--- begin Data provided ---

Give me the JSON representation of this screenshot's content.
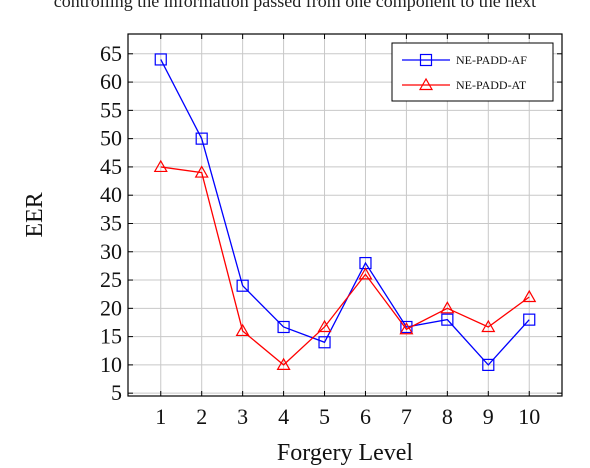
{
  "header": {
    "caption_fragment": "controlling the information passed from one component to the next"
  },
  "chart_data": {
    "type": "line",
    "xlabel": "Forgery Level",
    "ylabel": "EER",
    "x": [
      1,
      2,
      3,
      4,
      5,
      6,
      7,
      8,
      9,
      10
    ],
    "xlim": [
      0.2,
      10.8
    ],
    "ylim": [
      4.5,
      68.5
    ],
    "yticks": [
      5,
      10,
      15,
      20,
      25,
      30,
      35,
      40,
      45,
      50,
      55,
      60,
      65
    ],
    "grid": true,
    "legend_position": "top-right",
    "series": [
      {
        "name": "NE-PADD-AF",
        "values": [
          64,
          50,
          24,
          16.7,
          14,
          28,
          16.7,
          18,
          10,
          18
        ],
        "color": "#0000ff",
        "marker": "square"
      },
      {
        "name": "NE-PADD-AT",
        "values": [
          45,
          44,
          16,
          10,
          16.7,
          26,
          16.3,
          20,
          16.7,
          22
        ],
        "color": "#ff0000",
        "marker": "triangle"
      }
    ]
  }
}
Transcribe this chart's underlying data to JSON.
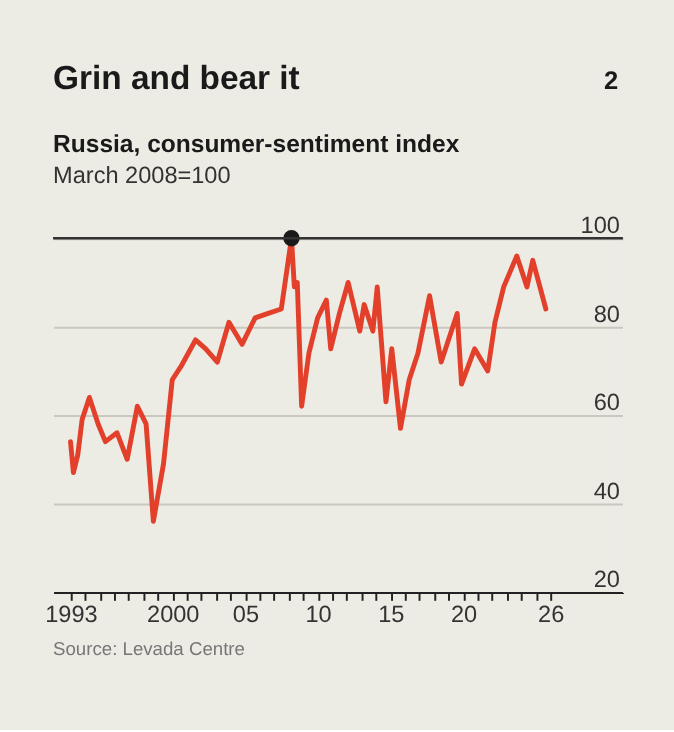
{
  "chart_data": {
    "type": "line",
    "title": "Grin and bear it",
    "subtitle": "Russia, consumer-sentiment index",
    "ylabel": "March 2008=100",
    "annotations": [
      "2",
      "Source: Levada Centre"
    ],
    "series": [
      {
        "color": "#e3402b",
        "x": [
          1993.0,
          1993.2,
          1993.5,
          1993.8,
          1994.3,
          1994.9,
          1995.4,
          1996.2,
          1996.9,
          1997.6,
          1998.2,
          1998.7,
          1999.4,
          2000.0,
          2000.6,
          2001.6,
          2002.3,
          2003.1,
          2003.9,
          2004.8,
          2005.7,
          2006.6,
          2007.5,
          2008.2,
          2008.4,
          2008.6,
          2008.9,
          2009.4,
          2010.0,
          2010.6,
          2010.9,
          2011.5,
          2012.1,
          2012.9,
          2013.2,
          2013.8,
          2014.1,
          2014.7,
          2015.1,
          2015.7,
          2016.3,
          2016.9,
          2017.7,
          2018.5,
          2019.6,
          2019.9,
          2020.8,
          2021.7,
          2022.2,
          2022.8,
          2023.7,
          2024.4,
          2024.8,
          2025.7
        ],
        "values": [
          54,
          47,
          51,
          59,
          64,
          58,
          54,
          56,
          50,
          62,
          58,
          36,
          49,
          68,
          71,
          77,
          75,
          72,
          81,
          76,
          82,
          83,
          84,
          100,
          89,
          90,
          62,
          74,
          82,
          86,
          75,
          83,
          90,
          79,
          85,
          79,
          89,
          63,
          75,
          57,
          68,
          74,
          87,
          72,
          83,
          67,
          75,
          70,
          81,
          89,
          96,
          89,
          95,
          84
        ]
      },
      {
        "type": "scatter",
        "marker": "circle",
        "color": "#1a1a1a",
        "x": [
          2008.2
        ],
        "values": [
          100
        ]
      }
    ],
    "xlim": [
      1991.8,
      2031
    ],
    "ylim": [
      20,
      100
    ],
    "xticks": [
      {
        "value": 1993,
        "label": "1993"
      },
      {
        "value": 1994,
        "label": null
      },
      {
        "value": 1995,
        "label": null
      },
      {
        "value": 1996,
        "label": null
      },
      {
        "value": 1997,
        "label": null
      },
      {
        "value": 1998,
        "label": null
      },
      {
        "value": 1999,
        "label": null
      },
      {
        "value": 2000,
        "label": "2000"
      },
      {
        "value": 2001,
        "label": null
      },
      {
        "value": 2002,
        "label": null
      },
      {
        "value": 2003,
        "label": null
      },
      {
        "value": 2004,
        "label": null
      },
      {
        "value": 2005,
        "label": "05"
      },
      {
        "value": 2006,
        "label": null
      },
      {
        "value": 2007,
        "label": null
      },
      {
        "value": 2008,
        "label": null
      },
      {
        "value": 2009,
        "label": null
      },
      {
        "value": 2010,
        "label": "10"
      },
      {
        "value": 2011,
        "label": null
      },
      {
        "value": 2012,
        "label": null
      },
      {
        "value": 2013,
        "label": null
      },
      {
        "value": 2014,
        "label": null
      },
      {
        "value": 2015,
        "label": "15"
      },
      {
        "value": 2016,
        "label": null
      },
      {
        "value": 2017,
        "label": null
      },
      {
        "value": 2018,
        "label": null
      },
      {
        "value": 2019,
        "label": null
      },
      {
        "value": 2020,
        "label": "20"
      },
      {
        "value": 2021,
        "label": null
      },
      {
        "value": 2022,
        "label": null
      },
      {
        "value": 2023,
        "label": null
      },
      {
        "value": 2024,
        "label": null
      },
      {
        "value": 2025,
        "label": null
      },
      {
        "value": 2026,
        "label": "26"
      }
    ],
    "yticks": [
      20,
      40,
      60,
      80,
      100
    ],
    "grid": "y",
    "ref_lines": [
      {
        "axis": "y",
        "value": 100,
        "color": "#333333"
      }
    ]
  }
}
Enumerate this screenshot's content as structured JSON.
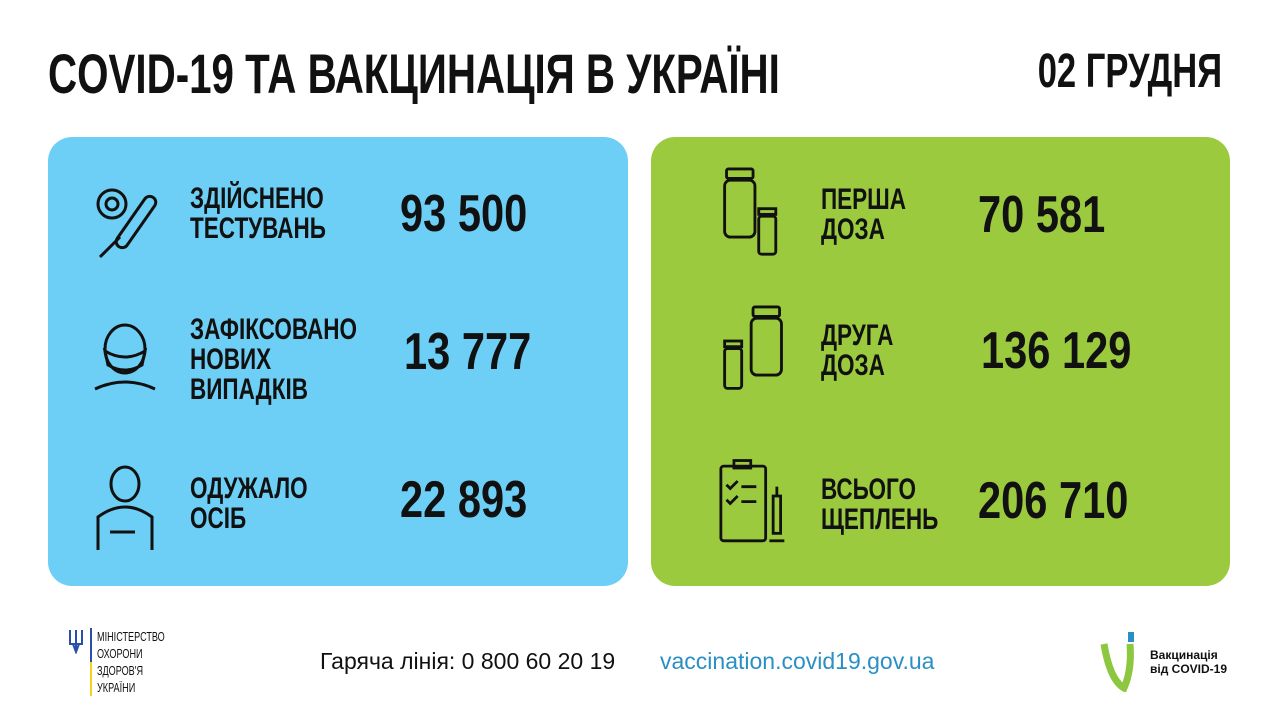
{
  "header": {
    "title": "COVID-19 ТА ВАКЦИНАЦІЯ В УКРАЇНІ",
    "date": "02 ГРУДНЯ"
  },
  "colors": {
    "left_panel": "#6dcff6",
    "right_panel": "#9bca3e",
    "link": "#2a8fc4"
  },
  "left": [
    {
      "icon": "test-tube-icon",
      "label": [
        "ЗДІЙСНЕНО",
        "ТЕСТУВАНЬ"
      ],
      "value": "93 500"
    },
    {
      "icon": "masked-person-icon",
      "label": [
        "ЗАФІКСОВАНО",
        "НОВИХ",
        "ВИПАДКІВ"
      ],
      "value": "13 777"
    },
    {
      "icon": "recovered-person-icon",
      "label": [
        "ОДУЖАЛО",
        "ОСІБ"
      ],
      "value": "22 893"
    }
  ],
  "right": [
    {
      "icon": "vials-icon",
      "label": [
        "ПЕРША",
        "ДОЗА"
      ],
      "value": "70 581"
    },
    {
      "icon": "vials-icon",
      "label": [
        "ДРУГА",
        "ДОЗА"
      ],
      "value": "136 129"
    },
    {
      "icon": "clipboard-syringe-icon",
      "label": [
        "ВСЬОГО",
        "ЩЕПЛЕНЬ"
      ],
      "value": "206 710"
    }
  ],
  "footer": {
    "ministry": [
      "МІНІСТЕРСТВО",
      "ОХОРОНИ",
      "ЗДОРОВ'Я",
      "УКРАЇНИ"
    ],
    "hotline": "Гаряча лінія: 0 800 60 20 19",
    "website": "vaccination.covid19.gov.ua",
    "vacc_logo": [
      "Вакцинація",
      "від COVID-19"
    ]
  }
}
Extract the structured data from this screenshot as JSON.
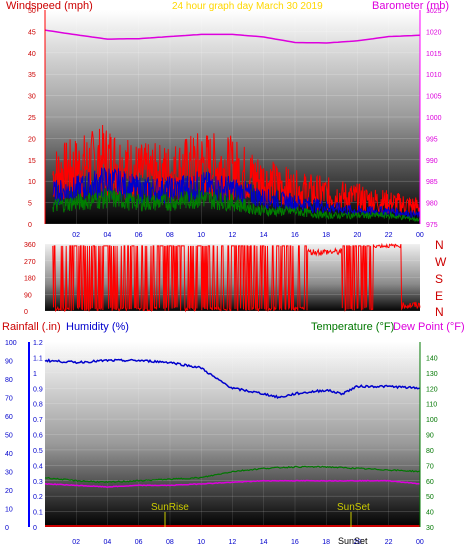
{
  "colors": {
    "wind": "#ff0000",
    "gust": "#ff0000",
    "avgwind": "#0000cc",
    "minwind": "#008000",
    "baro": "#dd00dd",
    "dir": "#ff0000",
    "humidity": "#0000cc",
    "temp": "#007700",
    "dew": "#dd00dd",
    "rain": "#cc0000",
    "sun": "#cccc00",
    "header_title": "#ffd700"
  },
  "header": {
    "left_label": "Windspeed (mph)",
    "center_label": "24 hour graph day   March 30 2019",
    "right_label": "Barometer (mb)"
  },
  "panel2": {
    "dir_letters": [
      "N",
      "W",
      "S",
      "E",
      "N"
    ]
  },
  "panel3": {
    "rain_label": "Rainfall (.in)",
    "humidity_label": "Humidity (%)",
    "temp_label": "Temperature (°F)",
    "dew_label": "Dew Point (°F)",
    "sunrise_label": "SunRise",
    "sunset_label": "SunSet",
    "bottom_label": "SunSet"
  },
  "chart_data": [
    {
      "type": "line",
      "x_ticks": [
        "02",
        "04",
        "06",
        "08",
        "10",
        "12",
        "14",
        "16",
        "18",
        "20",
        "22",
        "00"
      ],
      "y_left": {
        "label": "Windspeed (mph)",
        "ylim": [
          0,
          50
        ],
        "ticks": [
          0,
          5,
          10,
          15,
          20,
          25,
          30,
          35,
          40,
          45,
          50
        ]
      },
      "y_right": {
        "label": "Barometer (mb)",
        "ylim": [
          975,
          1025
        ],
        "ticks": [
          975,
          980,
          985,
          990,
          995,
          1000,
          1005,
          1010,
          1015,
          1020,
          1025
        ]
      },
      "series": [
        {
          "axis": "left",
          "x": [
            0,
            2,
            4,
            6,
            8,
            10,
            12,
            14,
            16,
            18,
            20,
            22,
            24
          ],
          "values": [
            11,
            13,
            15,
            12,
            12,
            14,
            13,
            10,
            8,
            7,
            6,
            5,
            4
          ]
        },
        {
          "axis": "left",
          "x": [
            0,
            2,
            4,
            6,
            8,
            10,
            12,
            14,
            16,
            18,
            20,
            22,
            24
          ],
          "values": [
            7,
            8,
            10,
            8,
            8,
            9,
            8,
            6,
            5,
            4,
            3,
            3,
            2
          ]
        },
        {
          "axis": "left",
          "x": [
            0,
            2,
            4,
            6,
            8,
            10,
            12,
            14,
            16,
            18,
            20,
            22,
            24
          ],
          "values": [
            4,
            5,
            6,
            5,
            5,
            6,
            5,
            3,
            3,
            2,
            2,
            2,
            1
          ]
        },
        {
          "axis": "right",
          "x": [
            0,
            2,
            4,
            6,
            8,
            10,
            12,
            14,
            16,
            18,
            20,
            22,
            24
          ],
          "values": [
            1020.3,
            1019.2,
            1018.2,
            1018.3,
            1018.8,
            1019.3,
            1019.3,
            1018.7,
            1017.4,
            1017.3,
            1017.8,
            1018.8,
            1019.1
          ]
        }
      ]
    },
    {
      "type": "line",
      "y_left": {
        "ylim": [
          0,
          360
        ],
        "ticks": [
          0,
          90,
          180,
          270,
          360
        ]
      },
      "series": [
        {
          "x": [
            0,
            2,
            4,
            6,
            8,
            10,
            12,
            14,
            16,
            17,
            18,
            19,
            20,
            21,
            22,
            23,
            24
          ],
          "values": [
            0,
            0,
            0,
            0,
            0,
            0,
            0,
            0,
            0,
            320,
            300,
            310,
            30,
            300,
            320,
            40,
            30
          ]
        }
      ]
    },
    {
      "type": "line",
      "x_ticks": [
        "02",
        "04",
        "06",
        "08",
        "10",
        "12",
        "14",
        "16",
        "18",
        "20",
        "22",
        "00"
      ],
      "y_left": {
        "label": "Rainfall (.in)",
        "ylim": [
          0,
          1.2
        ],
        "ticks": [
          0,
          0.1,
          0.2,
          0.3,
          0.4,
          0.5,
          0.6,
          0.7,
          0.8,
          0.9,
          1,
          1.1,
          1.2
        ]
      },
      "y_left2": {
        "label": "Humidity (%)",
        "ylim": [
          0,
          100
        ],
        "ticks": [
          0,
          10,
          20,
          30,
          40,
          50,
          60,
          70,
          80,
          90,
          100
        ]
      },
      "y_right": {
        "label": "Temperature (°F) / Dew Point (°F)",
        "ylim": [
          30,
          150
        ],
        "ticks": [
          30,
          40,
          50,
          60,
          70,
          80,
          90,
          100,
          110,
          120,
          130,
          140
        ]
      },
      "series": [
        {
          "axis": "humidity",
          "x": [
            0,
            2,
            4,
            6,
            8,
            10,
            11,
            12,
            14,
            15,
            16,
            18,
            19,
            20,
            22,
            24
          ],
          "values": [
            90,
            89,
            90,
            90,
            89,
            86,
            80,
            75,
            72,
            70,
            72,
            74,
            72,
            76,
            76,
            75
          ]
        },
        {
          "axis": "temp",
          "x": [
            0,
            2,
            4,
            6,
            8,
            10,
            12,
            14,
            16,
            18,
            20,
            22,
            24
          ],
          "values": [
            62,
            60,
            59,
            60,
            61,
            62,
            66,
            68,
            69,
            69,
            68,
            67,
            66
          ]
        },
        {
          "axis": "temp",
          "x": [
            0,
            2,
            4,
            6,
            8,
            10,
            12,
            14,
            16,
            18,
            20,
            22,
            24
          ],
          "values": [
            58,
            57,
            56,
            57,
            57,
            58,
            59,
            60,
            60,
            60,
            60,
            60,
            58
          ]
        },
        {
          "axis": "rain",
          "x": [
            0,
            24
          ],
          "values": [
            0,
            0
          ]
        }
      ],
      "annotations": [
        {
          "text": "SunRise",
          "x": 7.5
        },
        {
          "text": "SunSet",
          "x": 19.5
        }
      ]
    }
  ]
}
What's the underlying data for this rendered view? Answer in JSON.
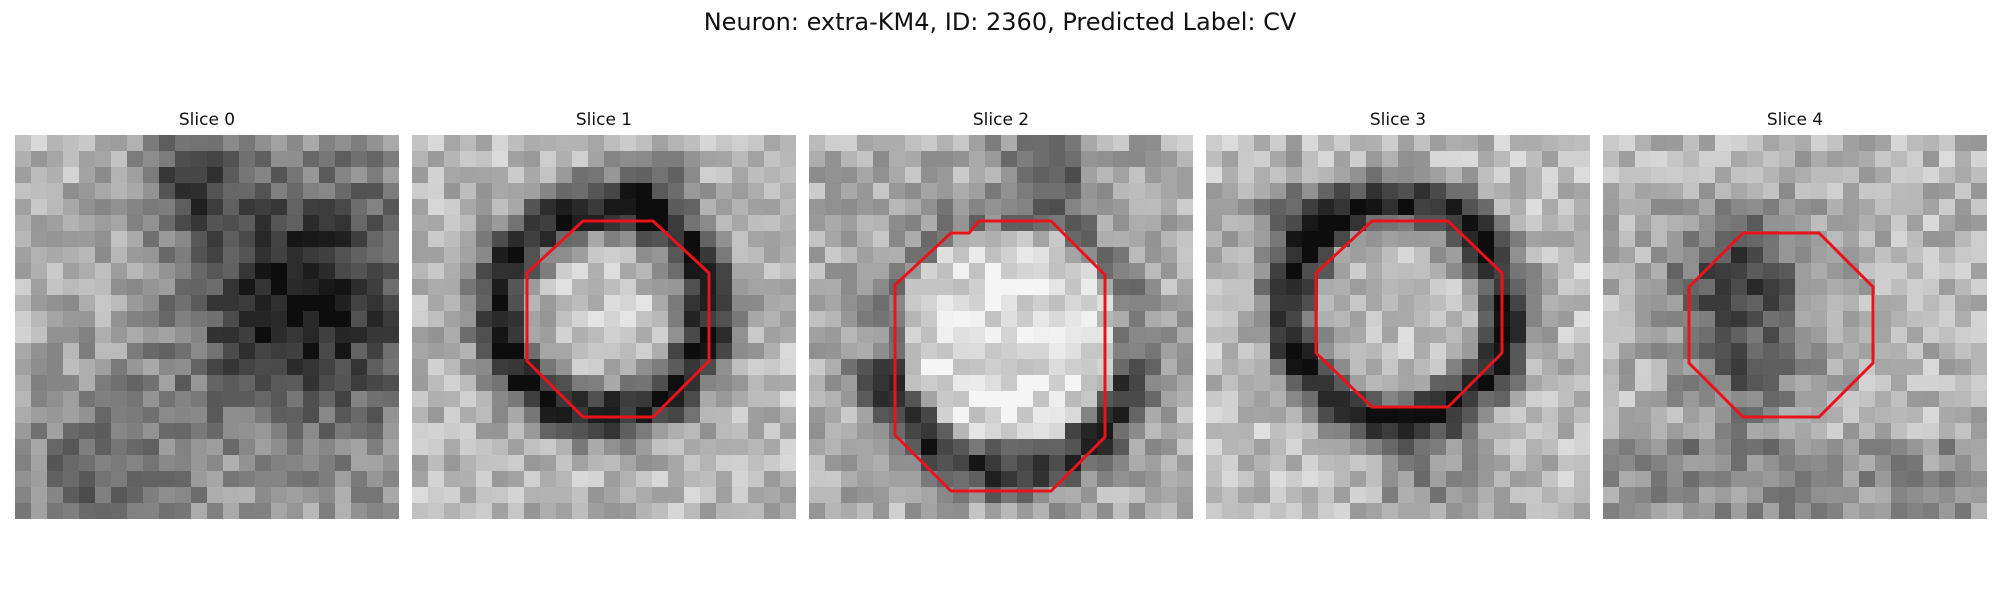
{
  "figure": {
    "title": "Neuron: extra-KM4, ID: 2360, Predicted Label: CV"
  },
  "panels": [
    {
      "title": "Slice 0",
      "overlay": false,
      "outline_color": "#e8141c"
    },
    {
      "title": "Slice 1",
      "overlay": true,
      "outline_color": "#e8141c"
    },
    {
      "title": "Slice 2",
      "overlay": true,
      "outline_color": "#e8141c"
    },
    {
      "title": "Slice 3",
      "overlay": true,
      "outline_color": "#e8141c"
    },
    {
      "title": "Slice 4",
      "overlay": true,
      "outline_color": "#e8141c"
    }
  ]
}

--- end Data provided ---

Your task is to copy word for word the lines from the line containing "What's the underlying" to the end of the listing, both included, and to drop any pictures.

_Task output_.
What's the underlying data for this rendered view? Answer in JSON.
{
  "figure": {
    "title": "Neuron: extra-KM4, ID: 2360, Predicted Label: CV"
  },
  "panels": [
    {
      "title": "Slice 0",
      "overlay": false,
      "outline_color": "#e8141c"
    },
    {
      "title": "Slice 1",
      "overlay": true,
      "outline_color": "#e8141c"
    },
    {
      "title": "Slice 2",
      "overlay": true,
      "outline_color": "#e8141c"
    },
    {
      "title": "Slice 3",
      "overlay": true,
      "outline_color": "#e8141c"
    },
    {
      "title": "Slice 4",
      "overlay": true,
      "outline_color": "#e8141c"
    }
  ]
}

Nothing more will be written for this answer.